◆ Goal: Restate every line of the material, word for word.

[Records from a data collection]
** start **
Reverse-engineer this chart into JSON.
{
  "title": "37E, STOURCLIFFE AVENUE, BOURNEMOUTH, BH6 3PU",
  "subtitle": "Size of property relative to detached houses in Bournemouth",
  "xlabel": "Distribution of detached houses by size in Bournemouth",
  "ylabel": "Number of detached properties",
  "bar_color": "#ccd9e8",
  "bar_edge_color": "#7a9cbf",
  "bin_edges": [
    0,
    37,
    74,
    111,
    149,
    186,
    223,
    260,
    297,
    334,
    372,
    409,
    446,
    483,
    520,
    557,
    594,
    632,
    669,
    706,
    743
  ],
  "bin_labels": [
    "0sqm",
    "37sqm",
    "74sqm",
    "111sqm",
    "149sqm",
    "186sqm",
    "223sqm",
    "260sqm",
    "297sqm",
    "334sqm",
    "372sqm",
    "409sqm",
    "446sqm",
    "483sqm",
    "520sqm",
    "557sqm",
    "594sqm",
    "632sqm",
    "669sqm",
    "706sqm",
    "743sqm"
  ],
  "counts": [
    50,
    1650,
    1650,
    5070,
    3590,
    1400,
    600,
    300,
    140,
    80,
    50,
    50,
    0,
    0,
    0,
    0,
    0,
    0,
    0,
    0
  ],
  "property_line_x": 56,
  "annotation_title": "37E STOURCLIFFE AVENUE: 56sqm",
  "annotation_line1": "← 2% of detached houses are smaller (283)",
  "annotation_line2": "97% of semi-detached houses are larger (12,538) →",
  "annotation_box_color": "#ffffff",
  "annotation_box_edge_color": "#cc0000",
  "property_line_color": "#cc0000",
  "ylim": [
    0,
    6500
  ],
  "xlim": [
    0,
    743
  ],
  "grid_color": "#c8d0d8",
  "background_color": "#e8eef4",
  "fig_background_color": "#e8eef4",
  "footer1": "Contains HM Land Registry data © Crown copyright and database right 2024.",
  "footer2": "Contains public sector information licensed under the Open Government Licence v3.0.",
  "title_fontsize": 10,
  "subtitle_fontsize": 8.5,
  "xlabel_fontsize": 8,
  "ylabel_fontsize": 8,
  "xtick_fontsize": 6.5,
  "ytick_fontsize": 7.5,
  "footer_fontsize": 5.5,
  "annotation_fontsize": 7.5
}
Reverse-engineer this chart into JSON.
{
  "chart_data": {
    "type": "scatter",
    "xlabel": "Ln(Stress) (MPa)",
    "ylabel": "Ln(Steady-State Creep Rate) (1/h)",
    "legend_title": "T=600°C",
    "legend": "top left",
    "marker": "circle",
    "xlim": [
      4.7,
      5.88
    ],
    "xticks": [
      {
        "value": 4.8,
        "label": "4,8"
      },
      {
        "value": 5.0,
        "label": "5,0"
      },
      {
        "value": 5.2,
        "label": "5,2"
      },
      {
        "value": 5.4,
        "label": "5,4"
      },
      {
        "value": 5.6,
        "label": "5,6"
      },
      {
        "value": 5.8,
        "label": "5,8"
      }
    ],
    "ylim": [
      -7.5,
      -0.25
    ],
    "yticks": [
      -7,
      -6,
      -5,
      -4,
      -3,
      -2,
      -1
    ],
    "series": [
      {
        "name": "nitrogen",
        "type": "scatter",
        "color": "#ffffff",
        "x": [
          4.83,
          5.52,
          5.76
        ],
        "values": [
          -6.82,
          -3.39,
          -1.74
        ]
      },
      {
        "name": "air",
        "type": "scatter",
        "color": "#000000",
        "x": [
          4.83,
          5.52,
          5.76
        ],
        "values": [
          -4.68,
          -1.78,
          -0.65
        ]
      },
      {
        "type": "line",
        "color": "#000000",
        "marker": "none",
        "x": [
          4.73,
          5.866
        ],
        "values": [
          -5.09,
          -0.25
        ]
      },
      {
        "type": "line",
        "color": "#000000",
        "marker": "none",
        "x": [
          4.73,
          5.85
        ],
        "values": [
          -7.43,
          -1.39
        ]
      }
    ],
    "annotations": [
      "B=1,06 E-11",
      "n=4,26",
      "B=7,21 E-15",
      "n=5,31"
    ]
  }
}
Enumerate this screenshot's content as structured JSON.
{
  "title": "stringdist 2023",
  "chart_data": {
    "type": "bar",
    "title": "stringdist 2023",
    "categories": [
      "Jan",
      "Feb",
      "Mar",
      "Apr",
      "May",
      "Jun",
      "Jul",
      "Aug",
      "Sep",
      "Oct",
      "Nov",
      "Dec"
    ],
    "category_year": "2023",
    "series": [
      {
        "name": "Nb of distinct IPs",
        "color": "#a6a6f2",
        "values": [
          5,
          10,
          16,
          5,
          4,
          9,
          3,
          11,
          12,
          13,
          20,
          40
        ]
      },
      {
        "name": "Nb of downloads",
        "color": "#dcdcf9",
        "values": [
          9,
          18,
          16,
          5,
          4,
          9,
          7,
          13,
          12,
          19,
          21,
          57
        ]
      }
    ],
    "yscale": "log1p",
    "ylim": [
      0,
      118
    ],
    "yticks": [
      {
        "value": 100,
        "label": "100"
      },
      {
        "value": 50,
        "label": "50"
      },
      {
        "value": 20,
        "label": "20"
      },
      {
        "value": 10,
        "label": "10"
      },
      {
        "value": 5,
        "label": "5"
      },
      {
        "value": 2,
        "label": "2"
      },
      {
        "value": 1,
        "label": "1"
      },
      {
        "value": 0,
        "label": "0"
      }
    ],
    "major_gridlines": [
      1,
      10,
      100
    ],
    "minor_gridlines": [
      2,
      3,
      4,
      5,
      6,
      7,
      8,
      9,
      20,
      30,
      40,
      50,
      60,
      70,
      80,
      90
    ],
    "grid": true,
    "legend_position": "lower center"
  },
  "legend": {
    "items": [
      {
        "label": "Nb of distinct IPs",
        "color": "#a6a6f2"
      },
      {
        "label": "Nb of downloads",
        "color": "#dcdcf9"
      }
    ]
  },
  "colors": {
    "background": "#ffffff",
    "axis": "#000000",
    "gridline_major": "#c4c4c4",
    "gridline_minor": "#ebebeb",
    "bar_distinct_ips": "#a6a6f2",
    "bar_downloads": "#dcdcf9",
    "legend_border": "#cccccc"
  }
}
** end **
◆ The output:
Reverse-engineer this chart into JSON.
{
  "title": "37E, STOURCLIFFE AVENUE, BOURNEMOUTH, BH6 3PU",
  "subtitle": "Size of property relative to detached houses in Bournemouth",
  "xlabel": "Distribution of detached houses by size in Bournemouth",
  "ylabel": "Number of detached properties",
  "bar_color": "#ccd9e8",
  "bar_edge_color": "#7a9cbf",
  "bin_edges": [
    0,
    37,
    74,
    111,
    149,
    186,
    223,
    260,
    297,
    334,
    372,
    409,
    446,
    483,
    520,
    557,
    594,
    632,
    669,
    706,
    743
  ],
  "bin_labels": [
    "0sqm",
    "37sqm",
    "74sqm",
    "111sqm",
    "149sqm",
    "186sqm",
    "223sqm",
    "260sqm",
    "297sqm",
    "334sqm",
    "372sqm",
    "409sqm",
    "446sqm",
    "483sqm",
    "520sqm",
    "557sqm",
    "594sqm",
    "632sqm",
    "669sqm",
    "706sqm",
    "743sqm"
  ],
  "counts": [
    50,
    1650,
    1650,
    5070,
    3590,
    1400,
    600,
    300,
    140,
    80,
    50,
    50,
    0,
    0,
    0,
    0,
    0,
    0,
    0,
    0
  ],
  "property_line_x": 56,
  "annotation_title": "37E STOURCLIFFE AVENUE: 56sqm",
  "annotation_line1": "← 2% of detached houses are smaller (283)",
  "annotation_line2": "97% of semi-detached houses are larger (12,538) →",
  "annotation_box_color": "#ffffff",
  "annotation_box_edge_color": "#cc0000",
  "property_line_color": "#cc0000",
  "ylim": [
    0,
    6500
  ],
  "xlim": [
    0,
    743
  ],
  "grid_color": "#c8d0d8",
  "background_color": "#e8eef4",
  "fig_background_color": "#e8eef4",
  "footer1": "Contains HM Land Registry data © Crown copyright and database right 2024.",
  "footer2": "Contains public sector information licensed under the Open Government Licence v3.0.",
  "title_fontsize": 10,
  "subtitle_fontsize": 8.5,
  "xlabel_fontsize": 8,
  "ylabel_fontsize": 8,
  "xtick_fontsize": 6.5,
  "ytick_fontsize": 7.5,
  "footer_fontsize": 5.5,
  "annotation_fontsize": 7.5
}
Reverse-engineer this chart into JSON.
{
  "chart_data": {
    "type": "scatter",
    "xlabel": "Ln(Stress) (MPa)",
    "ylabel": "Ln(Steady-State Creep Rate) (1/h)",
    "legend_title": "T=600°C",
    "legend": "top left",
    "marker": "circle",
    "xlim": [
      4.7,
      5.88
    ],
    "xticks": [
      {
        "value": 4.8,
        "label": "4,8"
      },
      {
        "value": 5.0,
        "label": "5,0"
      },
      {
        "value": 5.2,
        "label": "5,2"
      },
      {
        "value": 5.4,
        "label": "5,4"
      },
      {
        "value": 5.6,
        "label": "5,6"
      },
      {
        "value": 5.8,
        "label": "5,8"
      }
    ],
    "ylim": [
      -7.5,
      -0.25
    ],
    "yticks": [
      -7,
      -6,
      -5,
      -4,
      -3,
      -2,
      -1
    ],
    "series": [
      {
        "name": "nitrogen",
        "type": "scatter",
        "color": "#ffffff",
        "x": [
          4.83,
          5.52,
          5.76
        ],
        "values": [
          -6.82,
          -3.39,
          -1.74
        ]
      },
      {
        "name": "air",
        "type": "scatter",
        "color": "#000000",
        "x": [
          4.83,
          5.52,
          5.76
        ],
        "values": [
          -4.68,
          -1.78,
          -0.65
        ]
      },
      {
        "type": "line",
        "color": "#000000",
        "marker": "none",
        "x": [
          4.73,
          5.866
        ],
        "values": [
          -5.09,
          -0.25
        ]
      },
      {
        "type": "line",
        "color": "#000000",
        "marker": "none",
        "x": [
          4.73,
          5.85
        ],
        "values": [
          -7.43,
          -1.39
        ]
      }
    ],
    "annotations": [
      "B=1,06 E-11",
      "n=4,26",
      "B=7,21 E-15",
      "n=5,31"
    ]
  }
}
Enumerate this screenshot's content as structured JSON.
{
  "title": "stringdist 2023",
  "chart_data": {
    "type": "bar",
    "title": "stringdist 2023",
    "categories": [
      "Jan",
      "Feb",
      "Mar",
      "Apr",
      "May",
      "Jun",
      "Jul",
      "Aug",
      "Sep",
      "Oct",
      "Nov",
      "Dec"
    ],
    "category_year": "2023",
    "series": [
      {
        "name": "Nb of distinct IPs",
        "color": "#a6a6f2",
        "values": [
          5,
          10,
          16,
          5,
          4,
          9,
          3,
          11,
          12,
          13,
          20,
          40
        ]
      },
      {
        "name": "Nb of downloads",
        "color": "#dcdcf9",
        "values": [
          9,
          18,
          16,
          5,
          4,
          9,
          7,
          13,
          12,
          19,
          21,
          57
        ]
      }
    ],
    "yscale": "log1p",
    "ylim": [
      0,
      118
    ],
    "yticks": [
      {
        "value": 100,
        "label": "100"
      },
      {
        "value": 50,
        "label": "50"
      },
      {
        "value": 20,
        "label": "20"
      },
      {
        "value": 10,
        "label": "10"
      },
      {
        "value": 5,
        "label": "5"
      },
      {
        "value": 2,
        "label": "2"
      },
      {
        "value": 1,
        "label": "1"
      },
      {
        "value": 0,
        "label": "0"
      }
    ],
    "major_gridlines": [
      1,
      10,
      100
    ],
    "minor_gridlines": [
      2,
      3,
      4,
      5,
      6,
      7,
      8,
      9,
      20,
      30,
      40,
      50,
      60,
      70,
      80,
      90
    ],
    "grid": true,
    "legend_position": "lower center"
  },
  "legend": {
    "items": [
      {
        "label": "Nb of distinct IPs",
        "color": "#a6a6f2"
      },
      {
        "label": "Nb of downloads",
        "color": "#dcdcf9"
      }
    ]
  },
  "colors": {
    "background": "#ffffff",
    "axis": "#000000",
    "gridline_major": "#c4c4c4",
    "gridline_minor": "#ebebeb",
    "bar_distinct_ips": "#a6a6f2",
    "bar_downloads": "#dcdcf9",
    "legend_border": "#cccccc"
  }
}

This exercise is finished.